- AIM: Return all lines with the word "values" in them.
-----
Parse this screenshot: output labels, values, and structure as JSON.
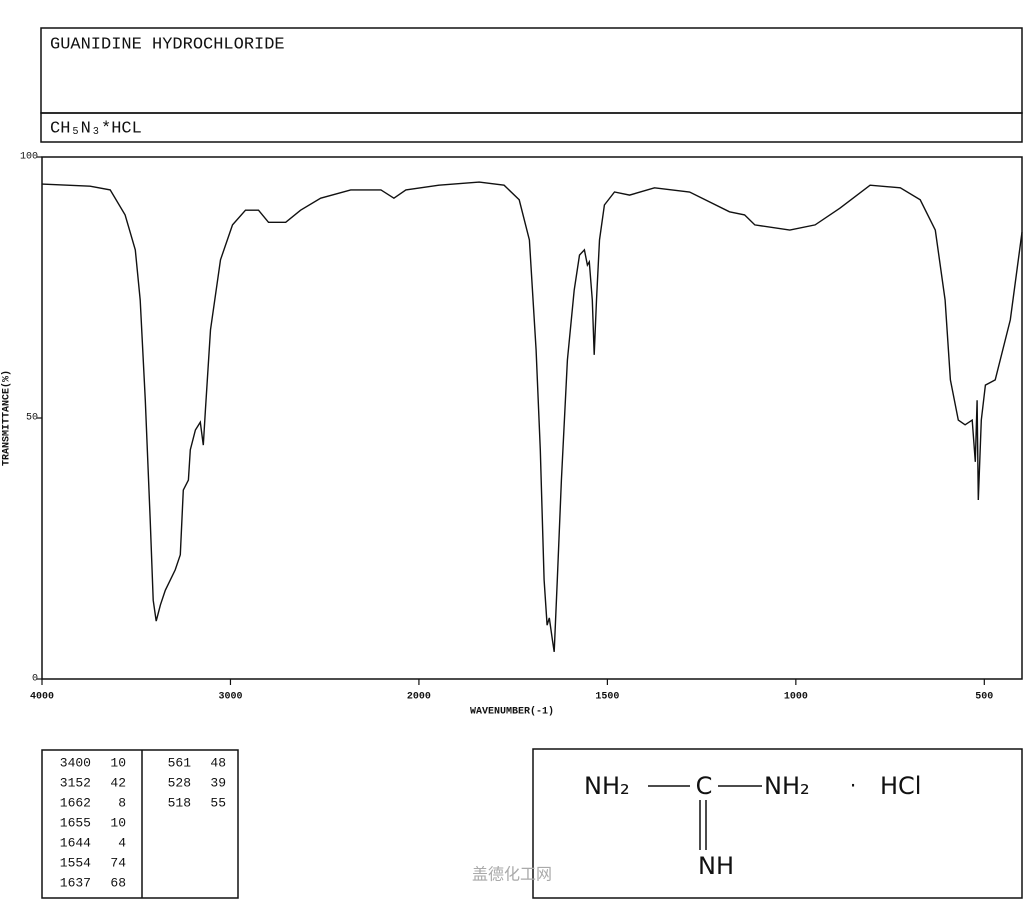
{
  "chart_data": {
    "type": "line",
    "title": "GUANIDINE HYDROCHLORIDE",
    "subtitle": "CH₅N₃*HCL",
    "xlabel": "WAVENUMBER(-1)",
    "ylabel": "TRANSMITTANCE(%)",
    "x": [
      4000,
      3745,
      3638,
      3559,
      3505,
      3479,
      3452,
      3426,
      3410,
      3394,
      3372,
      3346,
      3293,
      3266,
      3250,
      3223,
      3213,
      3186,
      3160,
      3144,
      3133,
      3106,
      3053,
      2989,
      2920,
      2851,
      2798,
      2707,
      2628,
      2521,
      2362,
      2202,
      2133,
      2069,
      1947,
      1840,
      1774,
      1734,
      1707,
      1689,
      1678,
      1668,
      1660,
      1654,
      1646,
      1641,
      1633,
      1622,
      1606,
      1588,
      1574,
      1561,
      1553,
      1548,
      1540,
      1535,
      1529,
      1521,
      1508,
      1481,
      1441,
      1375,
      1282,
      1176,
      1136,
      1109,
      1016,
      949,
      883,
      803,
      723,
      670,
      630,
      604,
      590,
      569,
      551,
      532,
      524,
      519,
      516,
      508,
      497,
      471,
      431,
      400
    ],
    "series": [
      {
        "color": "#111111",
        "values": [
          94.8,
          94.4,
          93.7,
          88.9,
          82.2,
          72.6,
          53.4,
          30.5,
          15.1,
          11.1,
          14.2,
          17.0,
          20.9,
          23.8,
          36.2,
          38.1,
          43.9,
          47.7,
          49.2,
          44.8,
          51.5,
          66.9,
          80.3,
          87.0,
          89.8,
          89.8,
          87.5,
          87.5,
          89.8,
          92.1,
          93.7,
          93.7,
          92.1,
          93.7,
          94.6,
          95.2,
          94.6,
          91.8,
          84.1,
          63.0,
          43.9,
          19.0,
          10.3,
          11.7,
          7.5,
          5.2,
          19.0,
          38.1,
          61.1,
          74.5,
          81.2,
          82.2,
          79.3,
          79.9,
          72.6,
          62.1,
          72.6,
          84.1,
          90.8,
          93.3,
          92.7,
          94.1,
          93.3,
          89.5,
          88.9,
          87.0,
          86.0,
          87.0,
          90.2,
          94.6,
          94.1,
          91.8,
          86.0,
          72.6,
          57.3,
          49.6,
          48.7,
          49.6,
          41.6,
          53.4,
          34.3,
          49.6,
          56.3,
          57.3,
          68.8,
          85.6
        ]
      }
    ],
    "xlim": [
      4000,
      400
    ],
    "xticks": [
      4000,
      3000,
      2000,
      1500,
      1000,
      500
    ],
    "ylim": [
      0,
      100
    ],
    "yticks": [
      0,
      50,
      100
    ]
  },
  "peak_table": {
    "rows": [
      [
        3400,
        10
      ],
      [
        3152,
        42
      ],
      [
        1662,
        8
      ],
      [
        1655,
        10
      ],
      [
        1644,
        4
      ],
      [
        1554,
        74
      ],
      [
        1637,
        68
      ],
      [
        561,
        48
      ],
      [
        528,
        39
      ],
      [
        518,
        55
      ]
    ]
  },
  "structure": {
    "left": "NH₂",
    "center": "C",
    "right": "NH₂",
    "separator": "·",
    "salt": "HCl",
    "bottom": "NH"
  },
  "watermark": "盖德化工网"
}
-----
- FINAL RESULT:
Parse this screenshot: output labels, values, and structure as JSON.
        "values": [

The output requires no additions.